(Data listing)
::::::::::

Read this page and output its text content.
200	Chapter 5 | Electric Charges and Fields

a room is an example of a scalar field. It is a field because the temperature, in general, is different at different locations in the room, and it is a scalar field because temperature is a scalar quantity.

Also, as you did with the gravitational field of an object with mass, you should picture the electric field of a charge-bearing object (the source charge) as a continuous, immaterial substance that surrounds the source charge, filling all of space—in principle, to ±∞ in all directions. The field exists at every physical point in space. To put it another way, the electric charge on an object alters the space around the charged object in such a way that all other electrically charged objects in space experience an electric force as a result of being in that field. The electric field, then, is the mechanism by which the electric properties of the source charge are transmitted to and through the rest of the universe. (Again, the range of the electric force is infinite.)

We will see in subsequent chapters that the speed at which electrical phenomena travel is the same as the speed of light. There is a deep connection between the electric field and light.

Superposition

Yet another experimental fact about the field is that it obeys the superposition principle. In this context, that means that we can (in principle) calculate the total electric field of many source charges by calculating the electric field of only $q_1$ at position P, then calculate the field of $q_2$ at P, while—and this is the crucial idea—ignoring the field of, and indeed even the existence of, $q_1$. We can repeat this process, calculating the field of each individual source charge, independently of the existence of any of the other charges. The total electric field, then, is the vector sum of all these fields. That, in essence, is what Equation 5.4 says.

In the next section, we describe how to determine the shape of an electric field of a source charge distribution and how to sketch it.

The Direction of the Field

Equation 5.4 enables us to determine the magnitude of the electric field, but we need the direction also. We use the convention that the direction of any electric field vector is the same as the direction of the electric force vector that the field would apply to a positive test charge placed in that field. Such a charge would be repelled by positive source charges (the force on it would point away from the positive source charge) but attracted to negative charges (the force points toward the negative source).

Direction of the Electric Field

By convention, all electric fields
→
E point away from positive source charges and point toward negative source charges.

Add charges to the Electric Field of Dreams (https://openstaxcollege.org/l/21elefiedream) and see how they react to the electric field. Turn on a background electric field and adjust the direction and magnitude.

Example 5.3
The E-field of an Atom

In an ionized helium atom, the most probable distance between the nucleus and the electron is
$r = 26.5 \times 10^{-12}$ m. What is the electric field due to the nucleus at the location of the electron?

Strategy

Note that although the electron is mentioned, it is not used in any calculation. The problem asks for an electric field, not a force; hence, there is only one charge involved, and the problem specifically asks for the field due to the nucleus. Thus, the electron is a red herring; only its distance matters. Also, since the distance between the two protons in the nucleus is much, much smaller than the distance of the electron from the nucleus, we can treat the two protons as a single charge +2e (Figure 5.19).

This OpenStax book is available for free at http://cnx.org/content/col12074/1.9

::::::::::

Your instructions → Give the material above again, word for word.

Output below →
Read this page and output its text content.
200	Chapter 5 | Electric Charges and Fields

a room is an example of a scalar field. It is a field because the temperature, in general, is different at different locations in the room, and it is a scalar field because temperature is a scalar quantity.

Also, as you did with the gravitational field of an object with mass, you should picture the electric field of a charge-bearing object (the source charge) as a continuous, immaterial substance that surrounds the source charge, filling all of space—in principle, to ±∞ in all directions. The field exists at every physical point in space. To put it another way, the electric charge on an object alters the space around the charged object in such a way that all other electrically charged objects in space experience an electric force as a result of being in that field. The electric field, then, is the mechanism by which the electric properties of the source charge are transmitted to and through the rest of the universe. (Again, the range of the electric force is infinite.)

We will see in subsequent chapters that the speed at which electrical phenomena travel is the same as the speed of light. There is a deep connection between the electric field and light.

Superposition

Yet another experimental fact about the field is that it obeys the superposition principle. In this context, that means that we can (in principle) calculate the total electric field of many source charges by calculating the electric field of only $q_1$ at position P, then calculate the field of $q_2$ at P, while—and this is the crucial idea—ignoring the field of, and indeed even the existence of, $q_1$. We can repeat this process, calculating the field of each individual source charge, independently of the existence of any of the other charges. The total electric field, then, is the vector sum of all these fields. That, in essence, is what Equation 5.4 says.

In the next section, we describe how to determine the shape of an electric field of a source charge distribution and how to sketch it.

The Direction of the Field

Equation 5.4 enables us to determine the magnitude of the electric field, but we need the direction also. We use the convention that the direction of any electric field vector is the same as the direction of the electric force vector that the field would apply to a positive test charge placed in that field. Such a charge would be repelled by positive source charges (the force on it would point away from the positive source charge) but attracted to negative charges (the force points toward the negative source).

Direction of the Electric Field

By convention, all electric fields
→
E point away from positive source charges and point toward negative source charges.

Add charges to the Electric Field of Dreams (https://openstaxcollege.org/l/21elefiedream) and see how they react to the electric field. Turn on a background electric field and adjust the direction and magnitude.

Example 5.3
The E-field of an Atom

In an ionized helium atom, the most probable distance between the nucleus and the electron is
$r = 26.5 \times 10^{-12}$ m. What is the electric field due to the nucleus at the location of the electron?

Strategy

Note that although the electron is mentioned, it is not used in any calculation. The problem asks for an electric field, not a force; hence, there is only one charge involved, and the problem specifically asks for the field due to the nucleus. Thus, the electron is a red herring; only its distance matters. Also, since the distance between the two protons in the nucleus is much, much smaller than the distance of the electron from the nucleus, we can treat the two protons as a single charge +2e (Figure 5.19).

This OpenStax book is available for free at http://cnx.org/content/col12074/1.9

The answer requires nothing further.